# GIVEN RECORDS
----------------------------------------
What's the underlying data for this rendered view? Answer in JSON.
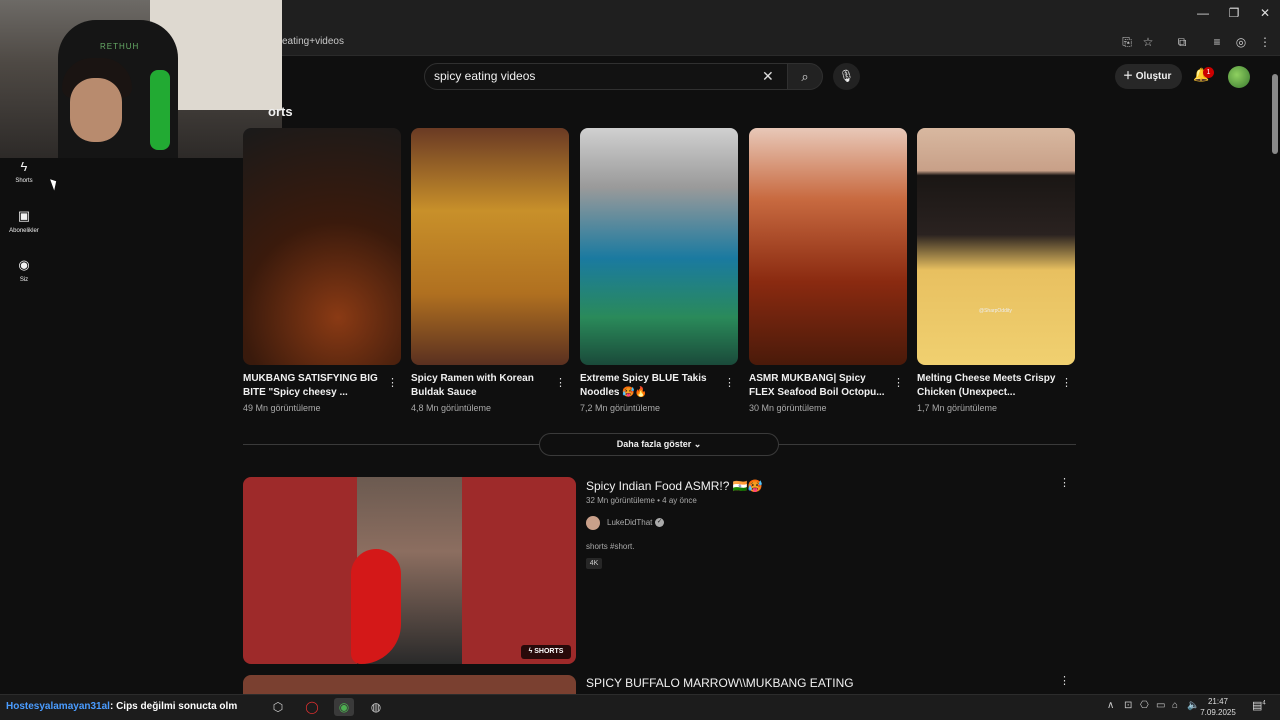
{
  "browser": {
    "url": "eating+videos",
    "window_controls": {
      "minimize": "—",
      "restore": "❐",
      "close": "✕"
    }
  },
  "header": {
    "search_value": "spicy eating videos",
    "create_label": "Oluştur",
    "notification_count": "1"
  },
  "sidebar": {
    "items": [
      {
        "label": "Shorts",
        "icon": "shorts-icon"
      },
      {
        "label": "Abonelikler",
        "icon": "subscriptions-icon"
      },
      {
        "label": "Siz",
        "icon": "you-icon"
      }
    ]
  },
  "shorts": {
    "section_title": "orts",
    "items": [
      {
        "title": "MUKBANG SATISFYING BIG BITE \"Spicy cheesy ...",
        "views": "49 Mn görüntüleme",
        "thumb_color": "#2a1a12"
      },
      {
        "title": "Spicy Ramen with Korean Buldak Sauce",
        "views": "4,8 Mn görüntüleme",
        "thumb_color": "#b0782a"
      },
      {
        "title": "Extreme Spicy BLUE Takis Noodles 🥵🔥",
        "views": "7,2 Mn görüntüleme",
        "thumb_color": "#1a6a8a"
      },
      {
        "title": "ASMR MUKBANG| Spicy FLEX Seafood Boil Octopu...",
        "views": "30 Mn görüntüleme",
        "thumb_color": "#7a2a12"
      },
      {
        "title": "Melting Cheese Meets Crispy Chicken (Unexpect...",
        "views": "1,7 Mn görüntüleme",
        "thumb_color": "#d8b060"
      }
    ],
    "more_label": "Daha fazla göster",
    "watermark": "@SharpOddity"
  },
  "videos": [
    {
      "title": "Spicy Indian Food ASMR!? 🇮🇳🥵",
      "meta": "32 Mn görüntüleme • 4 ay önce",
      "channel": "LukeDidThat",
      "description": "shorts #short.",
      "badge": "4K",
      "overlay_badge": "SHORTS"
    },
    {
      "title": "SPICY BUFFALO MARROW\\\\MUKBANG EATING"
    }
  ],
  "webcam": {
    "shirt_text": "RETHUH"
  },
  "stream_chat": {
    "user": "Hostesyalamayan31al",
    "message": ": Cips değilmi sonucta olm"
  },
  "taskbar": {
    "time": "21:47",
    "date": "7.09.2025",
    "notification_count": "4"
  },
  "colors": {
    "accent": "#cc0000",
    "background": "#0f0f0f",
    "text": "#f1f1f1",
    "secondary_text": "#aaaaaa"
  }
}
----------------------------------------
# WORK TO BE COMPLETED
Repeat all of the records verbatim, leaving out the pictures.

# ANSWER TO THE PROBLEM
What's the underlying data for this rendered view? Answer in JSON.
{
  "browser": {
    "url": "eating+videos",
    "window_controls": {
      "minimize": "—",
      "restore": "❐",
      "close": "✕"
    }
  },
  "header": {
    "search_value": "spicy eating videos",
    "create_label": "Oluştur",
    "notification_count": "1"
  },
  "sidebar": {
    "items": [
      {
        "label": "Shorts",
        "icon": "shorts-icon"
      },
      {
        "label": "Abonelikler",
        "icon": "subscriptions-icon"
      },
      {
        "label": "Siz",
        "icon": "you-icon"
      }
    ]
  },
  "shorts": {
    "section_title": "orts",
    "items": [
      {
        "title": "MUKBANG SATISFYING BIG BITE \"Spicy cheesy ...",
        "views": "49 Mn görüntüleme",
        "thumb_color": "#2a1a12"
      },
      {
        "title": "Spicy Ramen with Korean Buldak Sauce",
        "views": "4,8 Mn görüntüleme",
        "thumb_color": "#b0782a"
      },
      {
        "title": "Extreme Spicy BLUE Takis Noodles 🥵🔥",
        "views": "7,2 Mn görüntüleme",
        "thumb_color": "#1a6a8a"
      },
      {
        "title": "ASMR MUKBANG| Spicy FLEX Seafood Boil Octopu...",
        "views": "30 Mn görüntüleme",
        "thumb_color": "#7a2a12"
      },
      {
        "title": "Melting Cheese Meets Crispy Chicken (Unexpect...",
        "views": "1,7 Mn görüntüleme",
        "thumb_color": "#d8b060"
      }
    ],
    "more_label": "Daha fazla göster",
    "watermark": "@SharpOddity"
  },
  "videos": [
    {
      "title": "Spicy Indian Food ASMR!? 🇮🇳🥵",
      "meta": "32 Mn görüntüleme • 4 ay önce",
      "channel": "LukeDidThat",
      "description": "shorts #short.",
      "badge": "4K",
      "overlay_badge": "SHORTS"
    },
    {
      "title": "SPICY BUFFALO MARROW\\\\MUKBANG EATING"
    }
  ],
  "webcam": {
    "shirt_text": "RETHUH"
  },
  "stream_chat": {
    "user": "Hostesyalamayan31al",
    "message": ": Cips değilmi sonucta olm"
  },
  "taskbar": {
    "time": "21:47",
    "date": "7.09.2025",
    "notification_count": "4"
  },
  "colors": {
    "accent": "#cc0000",
    "background": "#0f0f0f",
    "text": "#f1f1f1",
    "secondary_text": "#aaaaaa"
  }
}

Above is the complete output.